Dataset rows
---*---

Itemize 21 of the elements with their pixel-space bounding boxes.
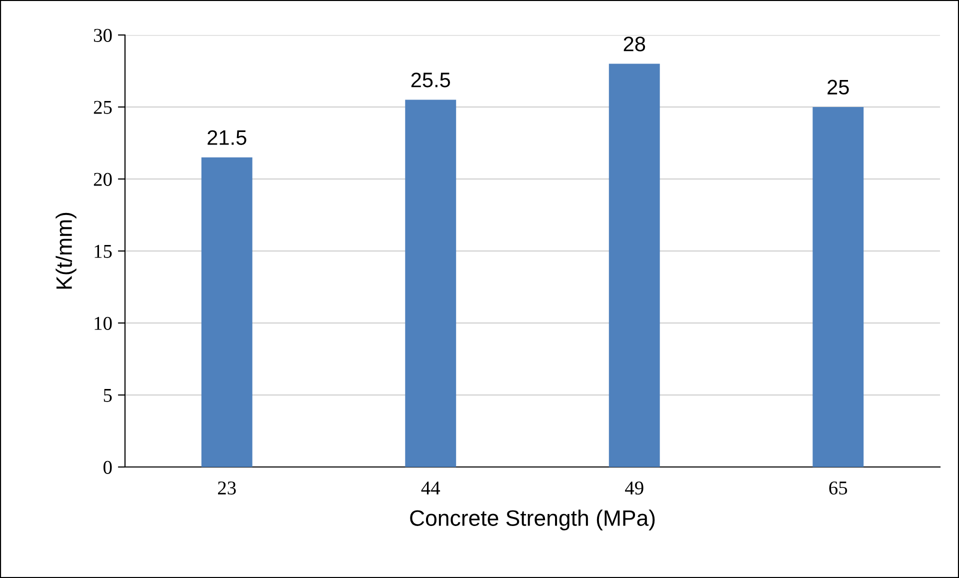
- x-tick-label: 65: [829, 482, 848, 495]
- x-axis-title: Concrete Strength (MPa): [410, 510, 655, 530]
- data-label: 25: [828, 80, 849, 95]
- y-tick-label: 10: [94, 316, 112, 330]
- bar: [812, 107, 864, 467]
- data-label: 21.5: [208, 130, 246, 145]
- y-tick-label: 15: [94, 244, 112, 258]
- x-tick-label: 49: [625, 482, 644, 495]
- x-tick-label: 44: [421, 482, 440, 494]
- data-label: 28: [624, 36, 646, 52]
- bar: [608, 64, 660, 467]
- x-tick-label: 23: [218, 482, 236, 495]
- y-tick-label: 25: [94, 100, 112, 114]
- data-label: 25.5: [411, 72, 450, 88]
- y-tick-label: 30: [94, 28, 112, 42]
- y-tick-label: 20: [94, 172, 112, 186]
- y-axis-title: K(t/mm): [56, 212, 76, 289]
- bar: [201, 157, 252, 467]
- y-tick-label: 5: [104, 389, 112, 402]
- bar: [405, 100, 456, 467]
- y-tick-label: 0: [104, 460, 112, 474]
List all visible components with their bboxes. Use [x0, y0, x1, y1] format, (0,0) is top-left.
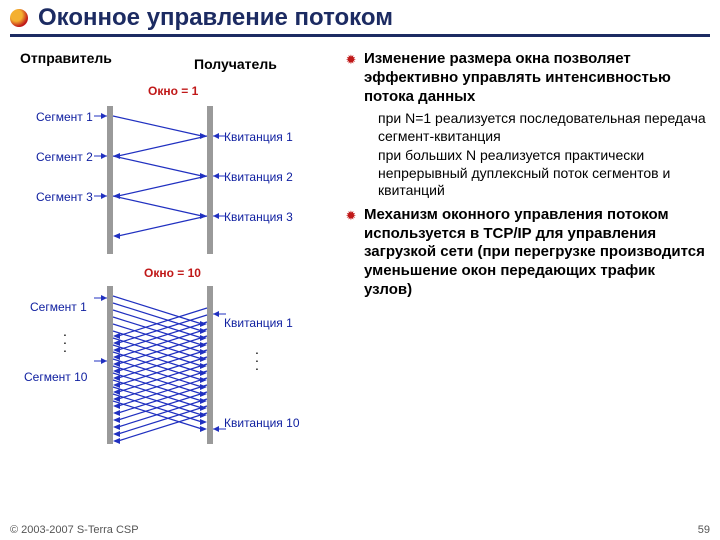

---*---

THE EXERCISE. Copy the dataset rows above line for line, omitting the pictures.

EXERCISE ANSWER.
Itemize 21 of the elements with their pixel-space bounding boxes.
- x-tick-label: 65: [829, 482, 848, 495]
- x-axis-title: Concrete Strength (MPa): [410, 510, 655, 530]
- data-label: 25: [828, 80, 849, 95]
- y-tick-label: 10: [94, 316, 112, 330]
- bar: [812, 107, 864, 467]
- data-label: 21.5: [208, 130, 246, 145]
- y-tick-label: 15: [94, 244, 112, 258]
- x-tick-label: 49: [625, 482, 644, 495]
- x-tick-label: 44: [421, 482, 440, 494]
- data-label: 28: [624, 36, 646, 52]
- bar: [608, 64, 660, 467]
- x-tick-label: 23: [218, 482, 236, 495]
- y-tick-label: 25: [94, 100, 112, 114]
- data-label: 25.5: [411, 72, 450, 88]
- y-tick-label: 30: [94, 28, 112, 42]
- y-tick-label: 20: [94, 172, 112, 186]
- y-axis-title: K(t/mm): [56, 212, 76, 289]
- bar: [201, 157, 252, 467]
- y-tick-label: 5: [104, 389, 112, 402]
- bar: [405, 100, 456, 467]
- y-tick-label: 0: [104, 460, 112, 474]
List all visible components with their bboxes. Use [x0, y0, x1, y1] format, (0,0) is top-left.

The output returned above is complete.